━━━ Provided entries
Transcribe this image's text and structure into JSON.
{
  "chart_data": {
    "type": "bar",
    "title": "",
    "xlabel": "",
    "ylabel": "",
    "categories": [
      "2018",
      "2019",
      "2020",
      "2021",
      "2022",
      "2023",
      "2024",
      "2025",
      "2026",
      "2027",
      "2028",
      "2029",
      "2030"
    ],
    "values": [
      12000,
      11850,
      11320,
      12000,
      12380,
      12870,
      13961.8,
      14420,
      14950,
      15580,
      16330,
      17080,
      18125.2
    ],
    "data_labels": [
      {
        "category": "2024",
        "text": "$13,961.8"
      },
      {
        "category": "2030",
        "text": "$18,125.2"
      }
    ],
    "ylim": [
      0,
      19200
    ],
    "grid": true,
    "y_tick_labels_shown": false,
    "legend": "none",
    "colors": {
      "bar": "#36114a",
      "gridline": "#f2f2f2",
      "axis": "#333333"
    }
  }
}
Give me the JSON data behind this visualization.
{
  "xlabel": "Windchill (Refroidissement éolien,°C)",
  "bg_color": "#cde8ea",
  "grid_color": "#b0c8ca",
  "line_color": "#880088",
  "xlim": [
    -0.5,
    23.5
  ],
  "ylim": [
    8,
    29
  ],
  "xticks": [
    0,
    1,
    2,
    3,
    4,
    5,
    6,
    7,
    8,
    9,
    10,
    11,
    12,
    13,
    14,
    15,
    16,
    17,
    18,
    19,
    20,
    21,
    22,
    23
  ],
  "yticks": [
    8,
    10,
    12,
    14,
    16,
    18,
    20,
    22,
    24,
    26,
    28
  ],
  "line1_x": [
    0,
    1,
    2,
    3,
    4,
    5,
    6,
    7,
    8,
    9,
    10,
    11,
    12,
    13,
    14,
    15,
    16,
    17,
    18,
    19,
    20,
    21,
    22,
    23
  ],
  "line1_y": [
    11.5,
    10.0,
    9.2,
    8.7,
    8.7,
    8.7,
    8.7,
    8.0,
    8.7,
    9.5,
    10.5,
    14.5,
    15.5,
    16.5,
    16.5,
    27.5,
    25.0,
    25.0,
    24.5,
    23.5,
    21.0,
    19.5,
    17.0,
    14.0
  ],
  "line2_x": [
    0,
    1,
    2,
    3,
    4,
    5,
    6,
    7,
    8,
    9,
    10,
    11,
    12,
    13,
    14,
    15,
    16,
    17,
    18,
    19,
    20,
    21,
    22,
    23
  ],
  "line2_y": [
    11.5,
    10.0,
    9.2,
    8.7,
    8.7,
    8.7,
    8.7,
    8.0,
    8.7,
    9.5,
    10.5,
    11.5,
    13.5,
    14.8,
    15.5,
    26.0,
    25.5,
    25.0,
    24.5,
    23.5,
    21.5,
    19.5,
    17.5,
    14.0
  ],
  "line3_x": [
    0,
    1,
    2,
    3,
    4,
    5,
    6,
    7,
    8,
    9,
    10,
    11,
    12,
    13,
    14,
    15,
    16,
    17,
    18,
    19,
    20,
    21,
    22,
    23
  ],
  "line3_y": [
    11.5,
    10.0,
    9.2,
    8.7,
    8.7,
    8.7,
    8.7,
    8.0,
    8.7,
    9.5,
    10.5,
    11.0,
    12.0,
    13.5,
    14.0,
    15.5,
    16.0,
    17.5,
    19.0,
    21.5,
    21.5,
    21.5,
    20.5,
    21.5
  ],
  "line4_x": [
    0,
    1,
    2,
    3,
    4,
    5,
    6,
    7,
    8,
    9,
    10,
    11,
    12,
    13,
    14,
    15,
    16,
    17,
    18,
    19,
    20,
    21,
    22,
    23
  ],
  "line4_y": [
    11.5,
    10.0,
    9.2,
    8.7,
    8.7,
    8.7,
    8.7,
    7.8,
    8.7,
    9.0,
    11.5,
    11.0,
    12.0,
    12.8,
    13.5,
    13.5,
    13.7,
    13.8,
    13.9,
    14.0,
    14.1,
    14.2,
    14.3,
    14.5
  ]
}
━━━━━━
**Description of the task**
Each line in the material above must be retyped without alteration.

**Response**
Transcribe this image's text and structure into JSON.
{
  "chart_data": {
    "type": "bar",
    "title": "",
    "xlabel": "",
    "ylabel": "",
    "categories": [
      "2018",
      "2019",
      "2020",
      "2021",
      "2022",
      "2023",
      "2024",
      "2025",
      "2026",
      "2027",
      "2028",
      "2029",
      "2030"
    ],
    "values": [
      12000,
      11850,
      11320,
      12000,
      12380,
      12870,
      13961.8,
      14420,
      14950,
      15580,
      16330,
      17080,
      18125.2
    ],
    "data_labels": [
      {
        "category": "2024",
        "text": "$13,961.8"
      },
      {
        "category": "2030",
        "text": "$18,125.2"
      }
    ],
    "ylim": [
      0,
      19200
    ],
    "grid": true,
    "y_tick_labels_shown": false,
    "legend": "none",
    "colors": {
      "bar": "#36114a",
      "gridline": "#f2f2f2",
      "axis": "#333333"
    }
  }
}
Give me the JSON data behind this visualization.
{
  "xlabel": "Windchill (Refroidissement éolien,°C)",
  "bg_color": "#cde8ea",
  "grid_color": "#b0c8ca",
  "line_color": "#880088",
  "xlim": [
    -0.5,
    23.5
  ],
  "ylim": [
    8,
    29
  ],
  "xticks": [
    0,
    1,
    2,
    3,
    4,
    5,
    6,
    7,
    8,
    9,
    10,
    11,
    12,
    13,
    14,
    15,
    16,
    17,
    18,
    19,
    20,
    21,
    22,
    23
  ],
  "yticks": [
    8,
    10,
    12,
    14,
    16,
    18,
    20,
    22,
    24,
    26,
    28
  ],
  "line1_x": [
    0,
    1,
    2,
    3,
    4,
    5,
    6,
    7,
    8,
    9,
    10,
    11,
    12,
    13,
    14,
    15,
    16,
    17,
    18,
    19,
    20,
    21,
    22,
    23
  ],
  "line1_y": [
    11.5,
    10.0,
    9.2,
    8.7,
    8.7,
    8.7,
    8.7,
    8.0,
    8.7,
    9.5,
    10.5,
    14.5,
    15.5,
    16.5,
    16.5,
    27.5,
    25.0,
    25.0,
    24.5,
    23.5,
    21.0,
    19.5,
    17.0,
    14.0
  ],
  "line2_x": [
    0,
    1,
    2,
    3,
    4,
    5,
    6,
    7,
    8,
    9,
    10,
    11,
    12,
    13,
    14,
    15,
    16,
    17,
    18,
    19,
    20,
    21,
    22,
    23
  ],
  "line2_y": [
    11.5,
    10.0,
    9.2,
    8.7,
    8.7,
    8.7,
    8.7,
    8.0,
    8.7,
    9.5,
    10.5,
    11.5,
    13.5,
    14.8,
    15.5,
    26.0,
    25.5,
    25.0,
    24.5,
    23.5,
    21.5,
    19.5,
    17.5,
    14.0
  ],
  "line3_x": [
    0,
    1,
    2,
    3,
    4,
    5,
    6,
    7,
    8,
    9,
    10,
    11,
    12,
    13,
    14,
    15,
    16,
    17,
    18,
    19,
    20,
    21,
    22,
    23
  ],
  "line3_y": [
    11.5,
    10.0,
    9.2,
    8.7,
    8.7,
    8.7,
    8.7,
    8.0,
    8.7,
    9.5,
    10.5,
    11.0,
    12.0,
    13.5,
    14.0,
    15.5,
    16.0,
    17.5,
    19.0,
    21.5,
    21.5,
    21.5,
    20.5,
    21.5
  ],
  "line4_x": [
    0,
    1,
    2,
    3,
    4,
    5,
    6,
    7,
    8,
    9,
    10,
    11,
    12,
    13,
    14,
    15,
    16,
    17,
    18,
    19,
    20,
    21,
    22,
    23
  ],
  "line4_y": [
    11.5,
    10.0,
    9.2,
    8.7,
    8.7,
    8.7,
    8.7,
    7.8,
    8.7,
    9.0,
    11.5,
    11.0,
    12.0,
    12.8,
    13.5,
    13.5,
    13.7,
    13.8,
    13.9,
    14.0,
    14.1,
    14.2,
    14.3,
    14.5
  ]
}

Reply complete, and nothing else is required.